| REQUIRED WORK |
Report every line below that holds the word "Normalized".

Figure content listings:
- - - - - - -

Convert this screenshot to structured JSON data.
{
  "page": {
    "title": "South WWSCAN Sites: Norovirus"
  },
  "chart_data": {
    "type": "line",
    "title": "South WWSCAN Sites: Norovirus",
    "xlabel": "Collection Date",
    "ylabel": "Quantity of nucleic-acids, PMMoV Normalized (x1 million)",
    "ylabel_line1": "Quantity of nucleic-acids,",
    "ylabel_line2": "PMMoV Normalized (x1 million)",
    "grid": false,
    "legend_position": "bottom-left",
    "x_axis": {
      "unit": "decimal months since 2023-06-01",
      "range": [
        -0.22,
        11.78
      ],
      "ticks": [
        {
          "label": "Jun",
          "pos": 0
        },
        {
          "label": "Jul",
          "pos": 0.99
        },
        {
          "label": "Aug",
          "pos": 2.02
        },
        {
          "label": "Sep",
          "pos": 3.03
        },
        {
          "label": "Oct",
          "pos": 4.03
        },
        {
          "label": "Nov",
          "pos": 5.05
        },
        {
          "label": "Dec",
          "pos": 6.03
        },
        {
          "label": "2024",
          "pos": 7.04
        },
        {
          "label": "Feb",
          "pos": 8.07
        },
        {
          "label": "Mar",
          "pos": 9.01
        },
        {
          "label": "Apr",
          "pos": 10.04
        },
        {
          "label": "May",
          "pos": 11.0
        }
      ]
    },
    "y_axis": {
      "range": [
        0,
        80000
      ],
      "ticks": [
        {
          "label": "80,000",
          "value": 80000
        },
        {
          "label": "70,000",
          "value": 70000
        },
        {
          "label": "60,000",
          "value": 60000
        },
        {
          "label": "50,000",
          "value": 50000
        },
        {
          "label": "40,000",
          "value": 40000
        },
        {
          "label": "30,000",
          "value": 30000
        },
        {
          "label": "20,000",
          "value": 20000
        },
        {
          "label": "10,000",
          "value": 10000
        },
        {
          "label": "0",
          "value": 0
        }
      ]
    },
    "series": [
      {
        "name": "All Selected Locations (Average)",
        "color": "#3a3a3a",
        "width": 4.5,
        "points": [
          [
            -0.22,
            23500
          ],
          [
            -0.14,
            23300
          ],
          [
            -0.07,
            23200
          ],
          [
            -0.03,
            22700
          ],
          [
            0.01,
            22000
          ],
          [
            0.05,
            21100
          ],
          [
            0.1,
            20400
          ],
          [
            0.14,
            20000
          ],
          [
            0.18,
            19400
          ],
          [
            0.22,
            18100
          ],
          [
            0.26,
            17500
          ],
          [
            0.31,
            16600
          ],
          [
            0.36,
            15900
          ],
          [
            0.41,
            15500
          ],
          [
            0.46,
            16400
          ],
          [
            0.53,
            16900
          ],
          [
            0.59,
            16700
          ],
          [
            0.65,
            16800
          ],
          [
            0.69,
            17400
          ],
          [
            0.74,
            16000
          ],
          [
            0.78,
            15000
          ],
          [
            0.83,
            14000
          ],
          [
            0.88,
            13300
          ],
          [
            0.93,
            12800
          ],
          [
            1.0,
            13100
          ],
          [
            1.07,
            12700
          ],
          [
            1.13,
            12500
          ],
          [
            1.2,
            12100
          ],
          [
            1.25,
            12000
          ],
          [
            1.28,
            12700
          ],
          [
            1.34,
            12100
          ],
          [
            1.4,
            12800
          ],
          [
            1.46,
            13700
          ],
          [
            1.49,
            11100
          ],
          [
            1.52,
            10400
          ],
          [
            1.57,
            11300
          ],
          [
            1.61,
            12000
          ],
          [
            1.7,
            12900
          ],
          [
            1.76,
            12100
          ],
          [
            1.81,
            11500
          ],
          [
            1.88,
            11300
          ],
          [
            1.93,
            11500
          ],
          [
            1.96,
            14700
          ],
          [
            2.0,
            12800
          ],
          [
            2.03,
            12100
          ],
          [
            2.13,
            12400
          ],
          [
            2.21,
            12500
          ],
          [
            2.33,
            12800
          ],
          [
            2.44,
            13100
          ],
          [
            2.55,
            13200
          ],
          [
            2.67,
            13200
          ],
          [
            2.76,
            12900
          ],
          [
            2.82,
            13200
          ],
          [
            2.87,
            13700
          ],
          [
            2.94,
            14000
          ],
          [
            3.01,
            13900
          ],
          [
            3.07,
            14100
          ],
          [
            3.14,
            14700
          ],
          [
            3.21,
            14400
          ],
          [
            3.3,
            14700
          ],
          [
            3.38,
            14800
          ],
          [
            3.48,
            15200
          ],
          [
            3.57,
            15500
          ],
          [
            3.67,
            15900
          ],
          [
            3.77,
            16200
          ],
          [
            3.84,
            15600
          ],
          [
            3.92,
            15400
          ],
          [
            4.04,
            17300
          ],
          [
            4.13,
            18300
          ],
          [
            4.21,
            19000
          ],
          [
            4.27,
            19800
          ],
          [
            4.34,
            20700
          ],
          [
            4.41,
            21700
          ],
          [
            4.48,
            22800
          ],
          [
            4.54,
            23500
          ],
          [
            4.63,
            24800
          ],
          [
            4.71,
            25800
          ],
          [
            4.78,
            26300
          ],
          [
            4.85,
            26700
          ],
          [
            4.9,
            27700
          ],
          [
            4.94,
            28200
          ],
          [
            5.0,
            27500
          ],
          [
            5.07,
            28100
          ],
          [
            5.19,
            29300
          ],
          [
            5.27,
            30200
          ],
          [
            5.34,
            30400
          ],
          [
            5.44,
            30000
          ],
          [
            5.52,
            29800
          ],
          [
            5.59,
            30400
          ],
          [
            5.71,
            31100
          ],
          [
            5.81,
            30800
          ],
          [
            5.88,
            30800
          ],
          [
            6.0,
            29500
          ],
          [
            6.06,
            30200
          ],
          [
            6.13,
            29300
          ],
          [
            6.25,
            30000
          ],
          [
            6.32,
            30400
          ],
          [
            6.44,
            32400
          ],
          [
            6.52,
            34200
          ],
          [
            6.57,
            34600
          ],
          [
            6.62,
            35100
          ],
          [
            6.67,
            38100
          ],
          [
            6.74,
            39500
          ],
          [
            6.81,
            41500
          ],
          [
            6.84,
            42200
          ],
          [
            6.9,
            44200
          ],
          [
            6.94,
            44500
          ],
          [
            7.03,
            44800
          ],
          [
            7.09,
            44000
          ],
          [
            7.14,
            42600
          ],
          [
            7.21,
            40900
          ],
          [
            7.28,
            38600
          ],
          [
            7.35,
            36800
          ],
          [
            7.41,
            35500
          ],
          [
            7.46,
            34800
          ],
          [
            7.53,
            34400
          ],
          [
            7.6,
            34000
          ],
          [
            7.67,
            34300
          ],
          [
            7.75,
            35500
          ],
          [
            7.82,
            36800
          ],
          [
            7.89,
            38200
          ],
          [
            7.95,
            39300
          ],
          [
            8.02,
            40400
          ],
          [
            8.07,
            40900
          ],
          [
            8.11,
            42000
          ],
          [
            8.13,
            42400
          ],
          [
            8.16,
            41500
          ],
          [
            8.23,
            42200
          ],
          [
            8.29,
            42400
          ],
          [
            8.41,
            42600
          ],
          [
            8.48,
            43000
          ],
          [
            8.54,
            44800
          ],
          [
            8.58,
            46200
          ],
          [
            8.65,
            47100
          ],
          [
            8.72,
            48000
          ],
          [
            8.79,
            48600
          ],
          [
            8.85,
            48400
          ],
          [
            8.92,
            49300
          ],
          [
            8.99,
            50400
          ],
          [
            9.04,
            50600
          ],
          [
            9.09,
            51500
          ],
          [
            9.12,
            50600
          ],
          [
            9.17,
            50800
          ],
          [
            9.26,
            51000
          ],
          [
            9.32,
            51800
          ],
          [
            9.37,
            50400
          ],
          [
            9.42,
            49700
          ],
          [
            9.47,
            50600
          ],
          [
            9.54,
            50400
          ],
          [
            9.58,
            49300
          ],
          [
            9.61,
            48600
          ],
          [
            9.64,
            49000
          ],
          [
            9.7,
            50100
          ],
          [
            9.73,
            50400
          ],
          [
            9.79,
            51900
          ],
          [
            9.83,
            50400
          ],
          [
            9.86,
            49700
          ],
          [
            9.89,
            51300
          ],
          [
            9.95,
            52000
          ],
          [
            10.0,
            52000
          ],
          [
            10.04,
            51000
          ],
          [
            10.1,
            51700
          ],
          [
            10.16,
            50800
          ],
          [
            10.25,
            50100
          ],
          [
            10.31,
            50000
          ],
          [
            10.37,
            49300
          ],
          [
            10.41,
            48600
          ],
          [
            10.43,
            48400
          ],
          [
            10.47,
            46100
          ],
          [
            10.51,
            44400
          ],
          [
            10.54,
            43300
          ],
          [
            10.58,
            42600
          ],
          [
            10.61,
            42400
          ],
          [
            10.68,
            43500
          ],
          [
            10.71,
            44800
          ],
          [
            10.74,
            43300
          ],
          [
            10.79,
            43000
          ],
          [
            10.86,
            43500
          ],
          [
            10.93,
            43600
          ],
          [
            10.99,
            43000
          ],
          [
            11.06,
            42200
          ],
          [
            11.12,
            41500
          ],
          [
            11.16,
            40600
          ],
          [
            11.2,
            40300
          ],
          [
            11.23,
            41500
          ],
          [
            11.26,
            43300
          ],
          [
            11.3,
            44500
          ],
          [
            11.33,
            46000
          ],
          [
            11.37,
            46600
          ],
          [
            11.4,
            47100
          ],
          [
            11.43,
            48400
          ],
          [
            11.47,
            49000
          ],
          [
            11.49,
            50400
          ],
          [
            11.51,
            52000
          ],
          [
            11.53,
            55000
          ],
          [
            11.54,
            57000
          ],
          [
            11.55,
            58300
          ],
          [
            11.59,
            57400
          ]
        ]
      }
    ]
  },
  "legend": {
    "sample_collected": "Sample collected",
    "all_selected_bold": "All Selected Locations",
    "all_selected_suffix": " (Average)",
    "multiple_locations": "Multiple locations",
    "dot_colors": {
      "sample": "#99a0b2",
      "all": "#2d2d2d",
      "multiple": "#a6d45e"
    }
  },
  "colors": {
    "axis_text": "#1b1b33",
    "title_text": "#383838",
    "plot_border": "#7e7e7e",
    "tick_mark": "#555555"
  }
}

- - - - - - -

| EXERCISE OUTPUT |
    "ylabel": "Quantity of nucleic-acids, PMMoV Normalized (x1 million)",
    "ylabel_line2": "PMMoV Normalized (x1 million)",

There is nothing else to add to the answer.